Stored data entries
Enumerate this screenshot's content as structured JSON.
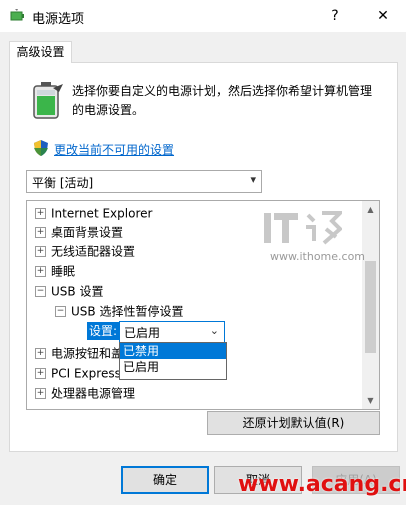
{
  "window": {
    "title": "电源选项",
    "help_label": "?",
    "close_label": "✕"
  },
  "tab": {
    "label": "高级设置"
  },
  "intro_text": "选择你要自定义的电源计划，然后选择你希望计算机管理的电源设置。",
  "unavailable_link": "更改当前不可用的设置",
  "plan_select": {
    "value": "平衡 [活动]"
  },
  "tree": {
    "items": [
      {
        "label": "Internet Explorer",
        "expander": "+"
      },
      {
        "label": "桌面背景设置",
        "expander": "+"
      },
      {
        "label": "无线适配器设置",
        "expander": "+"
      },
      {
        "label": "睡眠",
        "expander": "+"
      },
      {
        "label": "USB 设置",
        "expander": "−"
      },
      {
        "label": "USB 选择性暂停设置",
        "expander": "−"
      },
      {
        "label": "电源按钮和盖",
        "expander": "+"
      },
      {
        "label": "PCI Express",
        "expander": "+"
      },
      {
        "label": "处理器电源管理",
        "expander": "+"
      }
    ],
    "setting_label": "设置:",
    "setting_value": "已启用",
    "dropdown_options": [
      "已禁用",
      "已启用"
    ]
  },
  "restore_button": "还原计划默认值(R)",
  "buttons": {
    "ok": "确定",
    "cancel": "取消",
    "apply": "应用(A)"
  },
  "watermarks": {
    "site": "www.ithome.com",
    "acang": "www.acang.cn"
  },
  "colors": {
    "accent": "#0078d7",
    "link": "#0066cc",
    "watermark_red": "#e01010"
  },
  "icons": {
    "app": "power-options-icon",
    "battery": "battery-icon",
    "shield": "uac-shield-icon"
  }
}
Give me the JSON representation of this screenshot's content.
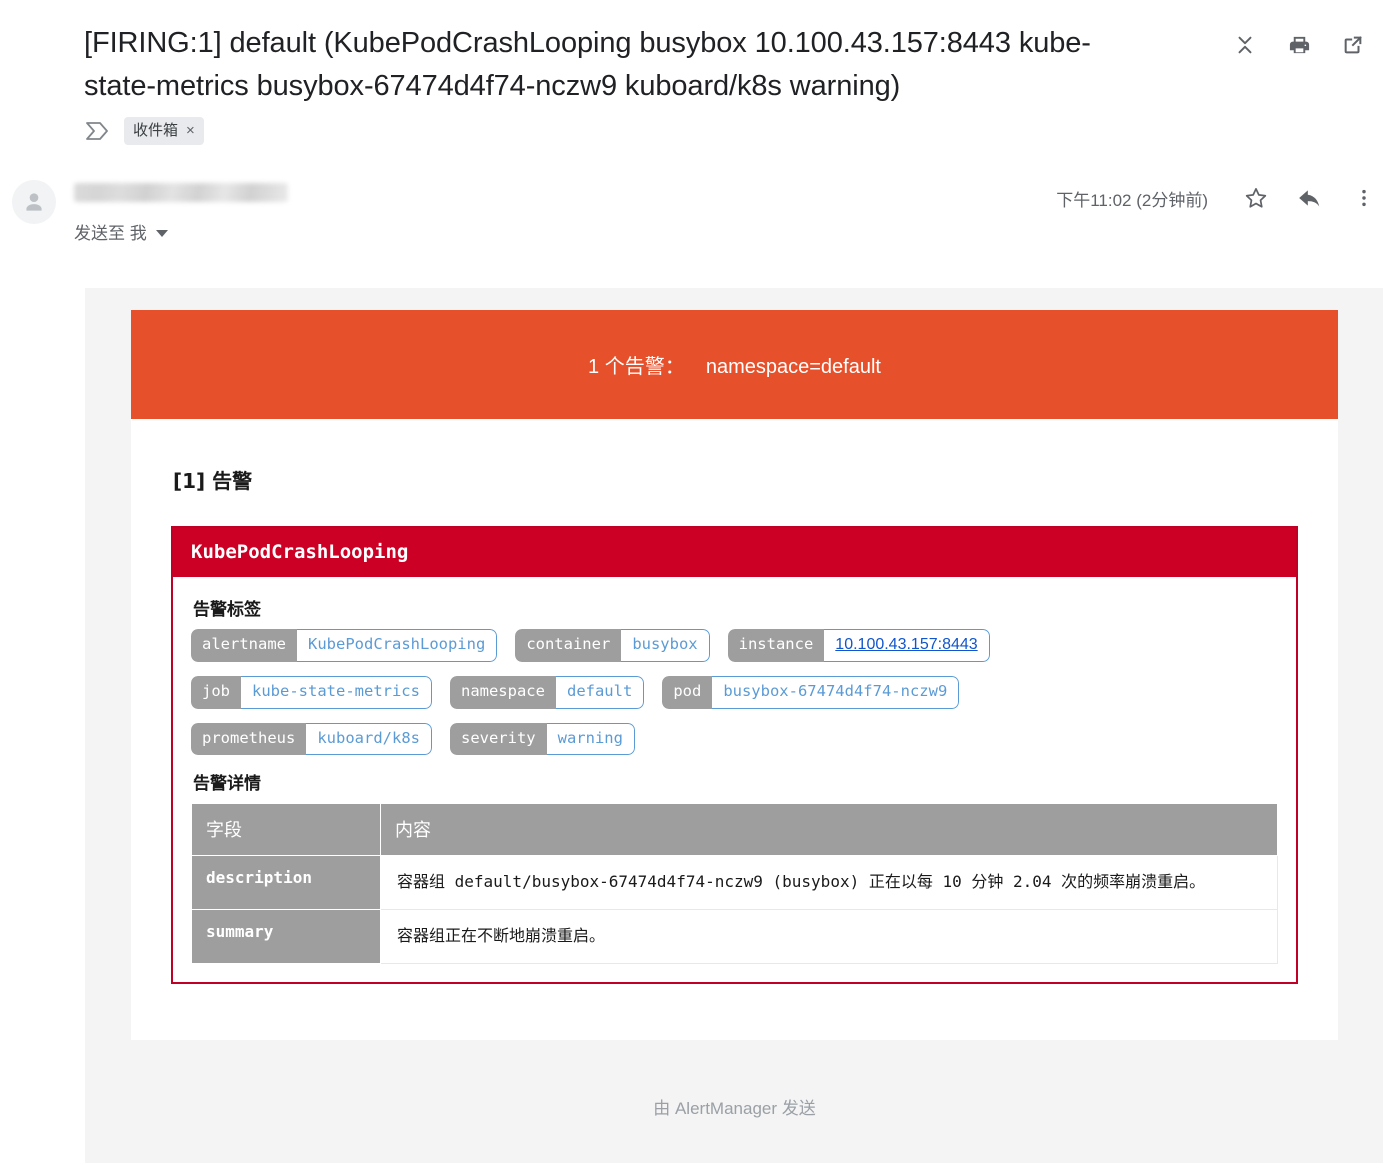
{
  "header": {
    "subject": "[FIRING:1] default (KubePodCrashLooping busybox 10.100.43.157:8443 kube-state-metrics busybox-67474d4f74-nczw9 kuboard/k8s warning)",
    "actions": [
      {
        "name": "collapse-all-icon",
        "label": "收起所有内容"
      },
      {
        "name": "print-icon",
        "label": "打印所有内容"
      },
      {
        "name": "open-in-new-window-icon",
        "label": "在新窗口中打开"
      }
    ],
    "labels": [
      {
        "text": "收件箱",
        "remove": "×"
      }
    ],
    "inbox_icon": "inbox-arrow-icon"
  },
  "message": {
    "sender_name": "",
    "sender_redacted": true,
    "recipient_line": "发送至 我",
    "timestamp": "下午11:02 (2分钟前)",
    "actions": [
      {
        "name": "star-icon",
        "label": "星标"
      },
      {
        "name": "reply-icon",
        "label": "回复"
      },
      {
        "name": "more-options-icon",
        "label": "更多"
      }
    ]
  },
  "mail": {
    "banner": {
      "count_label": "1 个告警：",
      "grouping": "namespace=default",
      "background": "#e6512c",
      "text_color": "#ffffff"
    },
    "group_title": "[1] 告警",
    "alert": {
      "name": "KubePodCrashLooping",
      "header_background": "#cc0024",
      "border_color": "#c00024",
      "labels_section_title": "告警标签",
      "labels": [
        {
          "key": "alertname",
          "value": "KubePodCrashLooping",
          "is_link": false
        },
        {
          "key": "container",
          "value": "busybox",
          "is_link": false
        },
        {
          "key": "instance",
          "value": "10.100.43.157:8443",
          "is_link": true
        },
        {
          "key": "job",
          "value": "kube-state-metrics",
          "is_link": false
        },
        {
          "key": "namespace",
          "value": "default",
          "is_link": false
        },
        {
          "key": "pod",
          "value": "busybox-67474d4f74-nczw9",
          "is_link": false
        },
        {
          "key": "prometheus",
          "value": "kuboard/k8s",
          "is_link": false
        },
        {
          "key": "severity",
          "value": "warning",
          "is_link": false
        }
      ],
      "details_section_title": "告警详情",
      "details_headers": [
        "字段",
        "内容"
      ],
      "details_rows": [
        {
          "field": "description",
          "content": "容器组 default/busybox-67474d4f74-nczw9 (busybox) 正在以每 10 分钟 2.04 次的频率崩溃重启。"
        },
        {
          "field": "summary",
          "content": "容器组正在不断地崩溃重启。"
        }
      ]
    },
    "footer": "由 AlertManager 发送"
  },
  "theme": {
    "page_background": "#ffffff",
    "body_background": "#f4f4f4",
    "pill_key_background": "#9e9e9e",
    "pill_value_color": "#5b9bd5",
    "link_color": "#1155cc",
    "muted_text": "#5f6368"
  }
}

__Exercise instructions__:
Repeat each line of the records above exactly, but do not copy the pictures.

__Written answer__:
Enumerate this screenshot's content as structured JSON.
{
  "window": {
    "title": "电源选项",
    "help_label": "?",
    "close_label": "✕"
  },
  "tab": {
    "label": "高级设置"
  },
  "intro_text": "选择你要自定义的电源计划，然后选择你希望计算机管理的电源设置。",
  "unavailable_link": "更改当前不可用的设置",
  "plan_select": {
    "value": "平衡 [活动]"
  },
  "tree": {
    "items": [
      {
        "label": "Internet Explorer",
        "expander": "+"
      },
      {
        "label": "桌面背景设置",
        "expander": "+"
      },
      {
        "label": "无线适配器设置",
        "expander": "+"
      },
      {
        "label": "睡眠",
        "expander": "+"
      },
      {
        "label": "USB 设置",
        "expander": "−"
      },
      {
        "label": "USB 选择性暂停设置",
        "expander": "−"
      },
      {
        "label": "电源按钮和盖",
        "expander": "+"
      },
      {
        "label": "PCI Express",
        "expander": "+"
      },
      {
        "label": "处理器电源管理",
        "expander": "+"
      }
    ],
    "setting_label": "设置:",
    "setting_value": "已启用",
    "dropdown_options": [
      "已禁用",
      "已启用"
    ]
  },
  "restore_button": "还原计划默认值(R)",
  "buttons": {
    "ok": "确定",
    "cancel": "取消",
    "apply": "应用(A)"
  },
  "watermarks": {
    "site": "www.ithome.com",
    "acang": "www.acang.cn"
  },
  "colors": {
    "accent": "#0078d7",
    "link": "#0066cc",
    "watermark_red": "#e01010"
  },
  "icons": {
    "app": "power-options-icon",
    "battery": "battery-icon",
    "shield": "uac-shield-icon"
  }
}
Give me the JSON representation of this screenshot's content.
{
  "header": {
    "subject": "[FIRING:1] default (KubePodCrashLooping busybox 10.100.43.157:8443 kube-state-metrics busybox-67474d4f74-nczw9 kuboard/k8s warning)",
    "actions": [
      {
        "name": "collapse-all-icon",
        "label": "收起所有内容"
      },
      {
        "name": "print-icon",
        "label": "打印所有内容"
      },
      {
        "name": "open-in-new-window-icon",
        "label": "在新窗口中打开"
      }
    ],
    "labels": [
      {
        "text": "收件箱",
        "remove": "×"
      }
    ],
    "inbox_icon": "inbox-arrow-icon"
  },
  "message": {
    "sender_name": "",
    "sender_redacted": true,
    "recipient_line": "发送至 我",
    "timestamp": "下午11:02 (2分钟前)",
    "actions": [
      {
        "name": "star-icon",
        "label": "星标"
      },
      {
        "name": "reply-icon",
        "label": "回复"
      },
      {
        "name": "more-options-icon",
        "label": "更多"
      }
    ]
  },
  "mail": {
    "banner": {
      "count_label": "1 个告警：",
      "grouping": "namespace=default",
      "background": "#e6512c",
      "text_color": "#ffffff"
    },
    "group_title": "[1] 告警",
    "alert": {
      "name": "KubePodCrashLooping",
      "header_background": "#cc0024",
      "border_color": "#c00024",
      "labels_section_title": "告警标签",
      "labels": [
        {
          "key": "alertname",
          "value": "KubePodCrashLooping",
          "is_link": false
        },
        {
          "key": "container",
          "value": "busybox",
          "is_link": false
        },
        {
          "key": "instance",
          "value": "10.100.43.157:8443",
          "is_link": true
        },
        {
          "key": "job",
          "value": "kube-state-metrics",
          "is_link": false
        },
        {
          "key": "namespace",
          "value": "default",
          "is_link": false
        },
        {
          "key": "pod",
          "value": "busybox-67474d4f74-nczw9",
          "is_link": false
        },
        {
          "key": "prometheus",
          "value": "kuboard/k8s",
          "is_link": false
        },
        {
          "key": "severity",
          "value": "warning",
          "is_link": false
        }
      ],
      "details_section_title": "告警详情",
      "details_headers": [
        "字段",
        "内容"
      ],
      "details_rows": [
        {
          "field": "description",
          "content": "容器组 default/busybox-67474d4f74-nczw9 (busybox) 正在以每 10 分钟 2.04 次的频率崩溃重启。"
        },
        {
          "field": "summary",
          "content": "容器组正在不断地崩溃重启。"
        }
      ]
    },
    "footer": "由 AlertManager 发送"
  },
  "theme": {
    "page_background": "#ffffff",
    "body_background": "#f4f4f4",
    "pill_key_background": "#9e9e9e",
    "pill_value_color": "#5b9bd5",
    "link_color": "#1155cc",
    "muted_text": "#5f6368"
  }
}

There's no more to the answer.